Stated task: Single out each line with the word "qisqa" and copy it.

-------- Material provided

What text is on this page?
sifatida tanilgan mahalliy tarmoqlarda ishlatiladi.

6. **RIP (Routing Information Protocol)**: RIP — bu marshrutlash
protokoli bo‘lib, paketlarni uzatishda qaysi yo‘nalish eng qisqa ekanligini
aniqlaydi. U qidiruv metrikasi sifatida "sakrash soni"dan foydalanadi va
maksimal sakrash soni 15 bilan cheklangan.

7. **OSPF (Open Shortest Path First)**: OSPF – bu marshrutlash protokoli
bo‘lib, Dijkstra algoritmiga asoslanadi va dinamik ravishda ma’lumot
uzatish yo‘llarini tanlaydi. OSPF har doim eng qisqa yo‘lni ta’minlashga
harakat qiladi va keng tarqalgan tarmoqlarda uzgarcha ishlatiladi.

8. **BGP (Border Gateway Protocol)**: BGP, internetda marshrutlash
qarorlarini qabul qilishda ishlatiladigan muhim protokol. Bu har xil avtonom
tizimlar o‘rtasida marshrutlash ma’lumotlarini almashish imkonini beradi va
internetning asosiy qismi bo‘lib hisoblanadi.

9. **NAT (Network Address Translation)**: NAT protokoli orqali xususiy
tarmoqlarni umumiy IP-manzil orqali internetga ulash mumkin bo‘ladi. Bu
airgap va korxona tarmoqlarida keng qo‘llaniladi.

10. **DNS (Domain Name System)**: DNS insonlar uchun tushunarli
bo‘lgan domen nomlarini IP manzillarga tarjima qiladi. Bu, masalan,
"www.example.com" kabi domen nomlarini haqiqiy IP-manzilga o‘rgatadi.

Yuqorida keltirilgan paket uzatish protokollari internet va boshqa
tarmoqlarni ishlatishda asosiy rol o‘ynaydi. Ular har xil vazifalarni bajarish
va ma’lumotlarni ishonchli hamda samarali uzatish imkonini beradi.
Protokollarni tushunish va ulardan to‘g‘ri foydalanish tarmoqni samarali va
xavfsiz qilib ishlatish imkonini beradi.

----------------

Full answer:
protokoli bo‘lib, paketlarni uzatishda qaysi yo‘nalish eng qisqa ekanligini
uzatish yo‘llarini tanlaydi. OSPF har doim eng qisqa yo‘lni ta’minlashga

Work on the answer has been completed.